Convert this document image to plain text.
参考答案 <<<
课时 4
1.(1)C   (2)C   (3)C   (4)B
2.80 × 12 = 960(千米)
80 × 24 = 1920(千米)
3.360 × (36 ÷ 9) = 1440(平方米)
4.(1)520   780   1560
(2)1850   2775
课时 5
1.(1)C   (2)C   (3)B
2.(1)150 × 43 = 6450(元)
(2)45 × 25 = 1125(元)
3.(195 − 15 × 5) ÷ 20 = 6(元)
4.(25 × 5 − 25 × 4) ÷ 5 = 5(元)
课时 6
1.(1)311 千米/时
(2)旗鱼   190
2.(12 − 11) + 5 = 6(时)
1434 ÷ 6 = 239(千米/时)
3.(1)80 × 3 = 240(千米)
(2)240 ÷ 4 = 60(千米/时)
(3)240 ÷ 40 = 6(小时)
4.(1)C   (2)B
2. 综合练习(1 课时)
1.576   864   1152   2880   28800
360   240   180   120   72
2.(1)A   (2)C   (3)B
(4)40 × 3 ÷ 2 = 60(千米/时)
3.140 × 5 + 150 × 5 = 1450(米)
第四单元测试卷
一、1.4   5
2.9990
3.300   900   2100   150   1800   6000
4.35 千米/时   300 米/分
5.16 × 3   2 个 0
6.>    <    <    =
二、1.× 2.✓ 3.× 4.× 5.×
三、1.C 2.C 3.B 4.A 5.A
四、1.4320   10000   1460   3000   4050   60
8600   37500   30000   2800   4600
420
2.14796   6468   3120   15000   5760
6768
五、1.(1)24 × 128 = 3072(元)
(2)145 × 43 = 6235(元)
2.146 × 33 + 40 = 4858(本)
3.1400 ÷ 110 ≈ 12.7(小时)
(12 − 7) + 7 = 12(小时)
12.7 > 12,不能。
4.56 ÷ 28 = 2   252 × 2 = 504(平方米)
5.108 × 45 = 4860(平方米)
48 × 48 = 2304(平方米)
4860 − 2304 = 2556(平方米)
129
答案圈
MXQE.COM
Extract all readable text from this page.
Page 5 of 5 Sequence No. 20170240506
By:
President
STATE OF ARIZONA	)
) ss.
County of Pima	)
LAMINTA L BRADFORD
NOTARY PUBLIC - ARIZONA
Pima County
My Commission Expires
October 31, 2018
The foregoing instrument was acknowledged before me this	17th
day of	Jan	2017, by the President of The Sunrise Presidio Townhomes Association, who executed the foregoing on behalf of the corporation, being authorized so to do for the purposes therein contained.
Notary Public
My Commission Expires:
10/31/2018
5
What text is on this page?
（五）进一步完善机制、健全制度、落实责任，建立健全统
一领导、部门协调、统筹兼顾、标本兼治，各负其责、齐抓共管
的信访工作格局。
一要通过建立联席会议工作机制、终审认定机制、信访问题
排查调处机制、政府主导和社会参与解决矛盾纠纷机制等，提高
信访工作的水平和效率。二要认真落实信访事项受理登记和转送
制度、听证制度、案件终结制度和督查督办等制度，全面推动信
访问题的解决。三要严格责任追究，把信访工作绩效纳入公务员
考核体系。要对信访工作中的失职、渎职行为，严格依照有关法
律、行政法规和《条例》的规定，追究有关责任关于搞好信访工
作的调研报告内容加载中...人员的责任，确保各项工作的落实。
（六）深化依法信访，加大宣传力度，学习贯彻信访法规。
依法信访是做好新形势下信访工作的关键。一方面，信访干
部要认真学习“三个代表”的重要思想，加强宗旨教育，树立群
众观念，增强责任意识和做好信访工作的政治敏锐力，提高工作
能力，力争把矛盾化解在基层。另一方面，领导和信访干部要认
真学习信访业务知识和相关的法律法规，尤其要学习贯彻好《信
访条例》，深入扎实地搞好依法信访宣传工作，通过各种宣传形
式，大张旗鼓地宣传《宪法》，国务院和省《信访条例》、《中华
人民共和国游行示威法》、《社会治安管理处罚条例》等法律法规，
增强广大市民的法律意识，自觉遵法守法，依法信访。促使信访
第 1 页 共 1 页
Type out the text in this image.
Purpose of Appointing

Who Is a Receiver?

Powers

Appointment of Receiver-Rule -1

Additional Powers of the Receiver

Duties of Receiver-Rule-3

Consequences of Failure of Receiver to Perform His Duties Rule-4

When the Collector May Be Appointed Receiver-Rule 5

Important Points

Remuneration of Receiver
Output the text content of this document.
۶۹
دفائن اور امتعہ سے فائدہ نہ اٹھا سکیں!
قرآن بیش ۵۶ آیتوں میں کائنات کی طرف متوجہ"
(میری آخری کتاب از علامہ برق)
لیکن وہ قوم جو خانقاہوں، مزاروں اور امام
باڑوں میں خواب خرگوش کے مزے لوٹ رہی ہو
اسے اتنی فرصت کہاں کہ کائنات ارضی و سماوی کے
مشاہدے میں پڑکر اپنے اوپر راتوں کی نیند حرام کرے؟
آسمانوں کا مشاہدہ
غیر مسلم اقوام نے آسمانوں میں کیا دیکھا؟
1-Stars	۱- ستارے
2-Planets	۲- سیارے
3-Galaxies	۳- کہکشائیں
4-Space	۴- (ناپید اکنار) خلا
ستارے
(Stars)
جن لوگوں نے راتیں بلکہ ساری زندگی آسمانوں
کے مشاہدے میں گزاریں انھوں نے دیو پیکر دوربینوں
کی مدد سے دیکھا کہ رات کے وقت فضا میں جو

## Work instructions
Each record must be returned exactly as it is written.

## Expected answer
Convert this document image to plain text.
参考答案 <<<
课时 4
1.(1)C   (2)C   (3)C   (4)B
2.80 × 12 = 960(千米)
80 × 24 = 1920(千米)
3.360 × (36 ÷ 9) = 1440(平方米)
4.(1)520   780   1560
(2)1850   2775
课时 5
1.(1)C   (2)C   (3)B
2.(1)150 × 43 = 6450(元)
(2)45 × 25 = 1125(元)
3.(195 − 15 × 5) ÷ 20 = 6(元)
4.(25 × 5 − 25 × 4) ÷ 5 = 5(元)
课时 6
1.(1)311 千米/时
(2)旗鱼   190
2.(12 − 11) + 5 = 6(时)
1434 ÷ 6 = 239(千米/时)
3.(1)80 × 3 = 240(千米)
(2)240 ÷ 4 = 60(千米/时)
(3)240 ÷ 40 = 6(小时)
4.(1)C   (2)B
2. 综合练习(1 课时)
1.576   864   1152   2880   28800
360   240   180   120   72
2.(1)A   (2)C   (3)B
(4)40 × 3 ÷ 2 = 60(千米/时)
3.140 × 5 + 150 × 5 = 1450(米)
第四单元测试卷
一、1.4   5
2.9990
3.300   900   2100   150   1800   6000
4.35 千米/时   300 米/分
5.16 × 3   2 个 0
6.>    <    <    =
二、1.× 2.✓ 3.× 4.× 5.×
三、1.C 2.C 3.B 4.A 5.A
四、1.4320   10000   1460   3000   4050   60
8600   37500   30000   2800   4600
420
2.14796   6468   3120   15000   5760
6768
五、1.(1)24 × 128 = 3072(元)
(2)145 × 43 = 6235(元)
2.146 × 33 + 40 = 4858(本)
3.1400 ÷ 110 ≈ 12.7(小时)
(12 − 7) + 7 = 12(小时)
12.7 > 12,不能。
4.56 ÷ 28 = 2   252 × 2 = 504(平方米)
5.108 × 45 = 4860(平方米)
48 × 48 = 2304(平方米)
4860 − 2304 = 2556(平方米)
129
答案圈
MXQE.COM
Extract all readable text from this page.
Page 5 of 5 Sequence No. 20170240506
By:
President
STATE OF ARIZONA	)
) ss.
County of Pima	)
LAMINTA L BRADFORD
NOTARY PUBLIC - ARIZONA
Pima County
My Commission Expires
October 31, 2018
The foregoing instrument was acknowledged before me this	17th
day of	Jan	2017, by the President of The Sunrise Presidio Townhomes Association, who executed the foregoing on behalf of the corporation, being authorized so to do for the purposes therein contained.
Notary Public
My Commission Expires:
10/31/2018
5
What text is on this page?
（五）进一步完善机制、健全制度、落实责任，建立健全统
一领导、部门协调、统筹兼顾、标本兼治，各负其责、齐抓共管
的信访工作格局。
一要通过建立联席会议工作机制、终审认定机制、信访问题
排查调处机制、政府主导和社会参与解决矛盾纠纷机制等，提高
信访工作的水平和效率。二要认真落实信访事项受理登记和转送
制度、听证制度、案件终结制度和督查督办等制度，全面推动信
访问题的解决。三要严格责任追究，把信访工作绩效纳入公务员
考核体系。要对信访工作中的失职、渎职行为，严格依照有关法
律、行政法规和《条例》的规定，追究有关责任关于搞好信访工
作的调研报告内容加载中...人员的责任，确保各项工作的落实。
（六）深化依法信访，加大宣传力度，学习贯彻信访法规。
依法信访是做好新形势下信访工作的关键。一方面，信访干
部要认真学习“三个代表”的重要思想，加强宗旨教育，树立群
众观念，增强责任意识和做好信访工作的政治敏锐力，提高工作
能力，力争把矛盾化解在基层。另一方面，领导和信访干部要认
真学习信访业务知识和相关的法律法规，尤其要学习贯彻好《信
访条例》，深入扎实地搞好依法信访宣传工作，通过各种宣传形
式，大张旗鼓地宣传《宪法》，国务院和省《信访条例》、《中华
人民共和国游行示威法》、《社会治安管理处罚条例》等法律法规，
增强广大市民的法律意识，自觉遵法守法，依法信访。促使信访
第 1 页 共 1 页
Type out the text in this image.
Purpose of Appointing

Who Is a Receiver?

Powers

Appointment of Receiver-Rule -1

Additional Powers of the Receiver

Duties of Receiver-Rule-3

Consequences of Failure of Receiver to Perform His Duties Rule-4

When the Collector May Be Appointed Receiver-Rule 5

Important Points

Remuneration of Receiver
Output the text content of this document.
۶۹
دفائن اور امتعہ سے فائدہ نہ اٹھا سکیں!
قرآن بیش ۵۶ آیتوں میں کائنات کی طرف متوجہ"
(میری آخری کتاب از علامہ برق)
لیکن وہ قوم جو خانقاہوں، مزاروں اور امام
باڑوں میں خواب خرگوش کے مزے لوٹ رہی ہو
اسے اتنی فرصت کہاں کہ کائنات ارضی و سماوی کے
مشاہدے میں پڑکر اپنے اوپر راتوں کی نیند حرام کرے؟
آسمانوں کا مشاہدہ
غیر مسلم اقوام نے آسمانوں میں کیا دیکھا؟
1-Stars	۱- ستارے
2-Planets	۲- سیارے
3-Galaxies	۳- کہکشائیں
4-Space	۴- (ناپید اکنار) خلا
ستارے
(Stars)
جن لوگوں نے راتیں بلکہ ساری زندگی آسمانوں
کے مشاہدے میں گزاریں انھوں نے دیو پیکر دوربینوں
کی مدد سے دیکھا کہ رات کے وقت فضا میں جو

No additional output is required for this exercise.